* **Data extract**
------------

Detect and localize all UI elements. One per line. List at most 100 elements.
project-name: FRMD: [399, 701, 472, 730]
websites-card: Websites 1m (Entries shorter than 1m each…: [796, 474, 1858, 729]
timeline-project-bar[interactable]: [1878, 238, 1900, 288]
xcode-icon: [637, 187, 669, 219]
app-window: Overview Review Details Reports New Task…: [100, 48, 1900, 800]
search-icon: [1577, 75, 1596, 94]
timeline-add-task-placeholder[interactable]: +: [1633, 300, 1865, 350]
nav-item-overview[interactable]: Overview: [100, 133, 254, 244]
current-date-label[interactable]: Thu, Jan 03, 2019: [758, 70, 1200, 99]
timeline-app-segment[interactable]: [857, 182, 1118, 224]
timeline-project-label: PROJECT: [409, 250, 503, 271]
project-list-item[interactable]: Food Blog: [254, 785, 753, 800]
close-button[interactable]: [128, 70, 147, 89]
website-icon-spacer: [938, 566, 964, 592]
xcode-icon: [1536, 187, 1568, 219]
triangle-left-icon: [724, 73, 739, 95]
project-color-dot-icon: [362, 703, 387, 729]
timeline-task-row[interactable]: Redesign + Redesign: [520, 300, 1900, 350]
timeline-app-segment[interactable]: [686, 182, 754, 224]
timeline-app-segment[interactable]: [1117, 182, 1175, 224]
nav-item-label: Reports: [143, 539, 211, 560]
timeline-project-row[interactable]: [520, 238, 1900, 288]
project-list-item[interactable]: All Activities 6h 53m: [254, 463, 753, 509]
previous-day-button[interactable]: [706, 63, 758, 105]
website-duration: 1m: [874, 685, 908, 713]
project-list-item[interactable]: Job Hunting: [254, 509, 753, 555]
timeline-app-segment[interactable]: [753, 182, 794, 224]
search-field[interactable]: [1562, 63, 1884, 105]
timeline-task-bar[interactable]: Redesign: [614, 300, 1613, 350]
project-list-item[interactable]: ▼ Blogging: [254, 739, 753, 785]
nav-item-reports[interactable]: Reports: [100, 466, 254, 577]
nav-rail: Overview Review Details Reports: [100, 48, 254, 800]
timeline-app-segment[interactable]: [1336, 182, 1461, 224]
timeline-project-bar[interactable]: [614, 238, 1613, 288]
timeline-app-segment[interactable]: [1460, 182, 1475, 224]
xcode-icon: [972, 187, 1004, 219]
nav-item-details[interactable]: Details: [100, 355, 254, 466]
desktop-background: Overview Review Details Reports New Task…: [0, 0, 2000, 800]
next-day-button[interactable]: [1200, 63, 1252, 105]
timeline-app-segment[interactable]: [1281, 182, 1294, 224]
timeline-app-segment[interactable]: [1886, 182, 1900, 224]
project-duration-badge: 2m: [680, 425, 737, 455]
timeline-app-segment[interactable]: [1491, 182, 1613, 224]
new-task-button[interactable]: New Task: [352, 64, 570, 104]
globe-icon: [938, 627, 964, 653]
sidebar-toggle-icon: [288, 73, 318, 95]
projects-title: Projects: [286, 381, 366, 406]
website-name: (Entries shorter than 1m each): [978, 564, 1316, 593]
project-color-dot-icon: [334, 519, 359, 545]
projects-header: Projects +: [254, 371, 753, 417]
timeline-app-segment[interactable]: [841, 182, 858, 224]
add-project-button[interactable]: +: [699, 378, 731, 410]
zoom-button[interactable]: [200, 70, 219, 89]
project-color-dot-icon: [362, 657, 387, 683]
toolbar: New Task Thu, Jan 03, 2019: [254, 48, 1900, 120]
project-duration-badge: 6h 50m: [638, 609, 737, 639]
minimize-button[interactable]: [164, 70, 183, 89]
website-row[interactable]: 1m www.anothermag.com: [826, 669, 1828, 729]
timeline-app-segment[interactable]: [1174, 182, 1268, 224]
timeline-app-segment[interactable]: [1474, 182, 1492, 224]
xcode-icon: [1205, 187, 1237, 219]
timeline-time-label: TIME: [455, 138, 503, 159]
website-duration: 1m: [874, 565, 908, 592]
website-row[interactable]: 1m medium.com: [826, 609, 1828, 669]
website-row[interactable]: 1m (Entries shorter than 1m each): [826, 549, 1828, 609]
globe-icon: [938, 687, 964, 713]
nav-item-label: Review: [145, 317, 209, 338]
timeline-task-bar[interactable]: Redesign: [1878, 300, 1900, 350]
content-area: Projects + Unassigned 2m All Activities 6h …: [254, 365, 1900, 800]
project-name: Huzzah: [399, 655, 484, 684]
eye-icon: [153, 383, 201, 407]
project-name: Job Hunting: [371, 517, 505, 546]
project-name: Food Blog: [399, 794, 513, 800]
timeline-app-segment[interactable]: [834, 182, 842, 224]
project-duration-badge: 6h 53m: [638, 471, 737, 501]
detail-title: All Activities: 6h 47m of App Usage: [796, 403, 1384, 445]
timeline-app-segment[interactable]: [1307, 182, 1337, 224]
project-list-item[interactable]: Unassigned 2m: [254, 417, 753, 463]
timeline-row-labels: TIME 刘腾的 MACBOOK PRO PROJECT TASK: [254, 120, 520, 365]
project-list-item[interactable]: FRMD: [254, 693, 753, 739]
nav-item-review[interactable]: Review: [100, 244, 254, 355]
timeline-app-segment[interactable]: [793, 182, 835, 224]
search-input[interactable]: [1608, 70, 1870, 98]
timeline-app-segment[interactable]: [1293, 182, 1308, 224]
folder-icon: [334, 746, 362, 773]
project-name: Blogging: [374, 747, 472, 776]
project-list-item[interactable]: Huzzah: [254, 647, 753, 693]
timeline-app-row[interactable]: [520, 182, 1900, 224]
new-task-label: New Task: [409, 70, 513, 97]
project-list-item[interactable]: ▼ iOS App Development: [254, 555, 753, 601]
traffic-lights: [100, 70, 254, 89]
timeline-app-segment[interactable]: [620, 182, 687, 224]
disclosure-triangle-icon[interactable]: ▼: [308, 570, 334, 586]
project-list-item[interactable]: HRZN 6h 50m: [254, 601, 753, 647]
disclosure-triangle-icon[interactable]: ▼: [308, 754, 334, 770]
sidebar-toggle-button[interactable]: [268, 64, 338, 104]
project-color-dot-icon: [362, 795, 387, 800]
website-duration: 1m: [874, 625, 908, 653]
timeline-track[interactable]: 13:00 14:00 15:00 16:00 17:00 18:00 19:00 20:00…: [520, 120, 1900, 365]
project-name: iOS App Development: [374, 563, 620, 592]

------------

Reproduce every line of the entry above verbatim, in its original order.

* **Complete output**
Detect and localize all UI elements. One per line. List at most 100 elements.
project-name: FRMD: [399, 701, 472, 730]
websites-card: Websites 1m (Entries shorter than 1m each…: [796, 474, 1858, 729]
timeline-project-bar[interactable]: [1878, 238, 1900, 288]
xcode-icon: [637, 187, 669, 219]
app-window: Overview Review Details Reports New Task…: [100, 48, 1900, 800]
search-icon: [1577, 75, 1596, 94]
timeline-add-task-placeholder[interactable]: +: [1633, 300, 1865, 350]
nav-item-overview[interactable]: Overview: [100, 133, 254, 244]
current-date-label[interactable]: Thu, Jan 03, 2019: [758, 70, 1200, 99]
timeline-app-segment[interactable]: [857, 182, 1118, 224]
timeline-project-label: PROJECT: [409, 250, 503, 271]
project-list-item[interactable]: Food Blog: [254, 785, 753, 800]
close-button[interactable]: [128, 70, 147, 89]
website-icon-spacer: [938, 566, 964, 592]
xcode-icon: [1536, 187, 1568, 219]
triangle-left-icon: [724, 73, 739, 95]
project-color-dot-icon: [362, 703, 387, 729]
timeline-task-row[interactable]: Redesign + Redesign: [520, 300, 1900, 350]
timeline-app-segment[interactable]: [686, 182, 754, 224]
timeline-app-segment[interactable]: [1117, 182, 1175, 224]
nav-item-label: Reports: [143, 539, 211, 560]
timeline-project-row[interactable]: [520, 238, 1900, 288]
project-list-item[interactable]: All Activities 6h 53m: [254, 463, 753, 509]
previous-day-button[interactable]: [706, 63, 758, 105]
website-duration: 1m: [874, 685, 908, 713]
project-list-item[interactable]: Job Hunting: [254, 509, 753, 555]
timeline-app-segment[interactable]: [753, 182, 794, 224]
search-field[interactable]: [1562, 63, 1884, 105]
timeline-task-bar[interactable]: Redesign: [614, 300, 1613, 350]
project-list-item[interactable]: ▼ Blogging: [254, 739, 753, 785]
nav-item-reports[interactable]: Reports: [100, 466, 254, 577]
nav-rail: Overview Review Details Reports: [100, 48, 254, 800]
timeline-app-segment[interactable]: [1336, 182, 1461, 224]
timeline-project-bar[interactable]: [614, 238, 1613, 288]
timeline-app-segment[interactable]: [1460, 182, 1475, 224]
xcode-icon: [972, 187, 1004, 219]
nav-item-details[interactable]: Details: [100, 355, 254, 466]
desktop-background: Overview Review Details Reports New Task…: [0, 0, 2000, 800]
next-day-button[interactable]: [1200, 63, 1252, 105]
timeline-app-segment[interactable]: [1281, 182, 1294, 224]
timeline-app-segment[interactable]: [1886, 182, 1900, 224]
project-duration-badge: 2m: [680, 425, 737, 455]
timeline-app-segment[interactable]: [1491, 182, 1613, 224]
new-task-button[interactable]: New Task: [352, 64, 570, 104]
globe-icon: [938, 627, 964, 653]
sidebar-toggle-icon: [288, 73, 318, 95]
projects-title: Projects: [286, 381, 366, 406]
website-name: (Entries shorter than 1m each): [978, 564, 1316, 593]
project-color-dot-icon: [334, 519, 359, 545]
projects-header: Projects +: [254, 371, 753, 417]
timeline-app-segment[interactable]: [841, 182, 858, 224]
add-project-button[interactable]: +: [699, 378, 731, 410]
zoom-button[interactable]: [200, 70, 219, 89]
project-color-dot-icon: [362, 657, 387, 683]
toolbar: New Task Thu, Jan 03, 2019: [254, 48, 1900, 120]
project-duration-badge: 6h 50m: [638, 609, 737, 639]
minimize-button[interactable]: [164, 70, 183, 89]
website-row[interactable]: 1m www.anothermag.com: [826, 669, 1828, 729]
timeline-app-segment[interactable]: [1174, 182, 1268, 224]
timeline-app-segment[interactable]: [1474, 182, 1492, 224]
xcode-icon: [1205, 187, 1237, 219]
timeline-time-label: TIME: [455, 138, 503, 159]
website-duration: 1m: [874, 565, 908, 592]
website-row[interactable]: 1m medium.com: [826, 609, 1828, 669]
website-row[interactable]: 1m (Entries shorter than 1m each): [826, 549, 1828, 609]
globe-icon: [938, 687, 964, 713]
nav-item-label: Review: [145, 317, 209, 338]
timeline-task-bar[interactable]: Redesign: [1878, 300, 1900, 350]
content-area: Projects + Unassigned 2m All Activities 6h …: [254, 365, 1900, 800]
project-name: Huzzah: [399, 655, 484, 684]
eye-icon: [153, 383, 201, 407]
project-name: Job Hunting: [371, 517, 505, 546]
project-name: Food Blog: [399, 794, 513, 800]
timeline-app-segment[interactable]: [834, 182, 842, 224]
project-duration-badge: 6h 53m: [638, 471, 737, 501]
detail-title: All Activities: 6h 47m of App Usage: [796, 403, 1384, 445]
timeline-app-segment[interactable]: [1307, 182, 1337, 224]
project-list-item[interactable]: Unassigned 2m: [254, 417, 753, 463]
timeline-row-labels: TIME 刘腾的 MACBOOK PRO PROJECT TASK: [254, 120, 520, 365]
project-list-item[interactable]: FRMD: [254, 693, 753, 739]
nav-item-review[interactable]: Review: [100, 244, 254, 355]
timeline-app-segment[interactable]: [793, 182, 835, 224]
search-input[interactable]: [1608, 70, 1870, 98]
timeline-app-segment[interactable]: [1293, 182, 1308, 224]
folder-icon: [334, 746, 362, 773]
project-name: Blogging: [374, 747, 472, 776]
project-list-item[interactable]: Huzzah: [254, 647, 753, 693]
timeline-app-row[interactable]: [520, 182, 1900, 224]
new-task-label: New Task: [409, 70, 513, 97]
project-list-item[interactable]: ▼ iOS App Development: [254, 555, 753, 601]
traffic-lights: [100, 70, 254, 89]
timeline-app-segment[interactable]: [620, 182, 687, 224]
disclosure-triangle-icon[interactable]: ▼: [308, 570, 334, 586]
project-list-item[interactable]: HRZN 6h 50m: [254, 601, 753, 647]
disclosure-triangle-icon[interactable]: ▼: [308, 754, 334, 770]
sidebar-toggle-button[interactable]: [268, 64, 338, 104]
project-color-dot-icon: [362, 795, 387, 800]
website-duration: 1m: [874, 625, 908, 653]
timeline-track[interactable]: 13:00 14:00 15:00 16:00 17:00 18:00 19:00 20:00…: [520, 120, 1900, 365]
project-name: iOS App Development: [374, 563, 620, 592]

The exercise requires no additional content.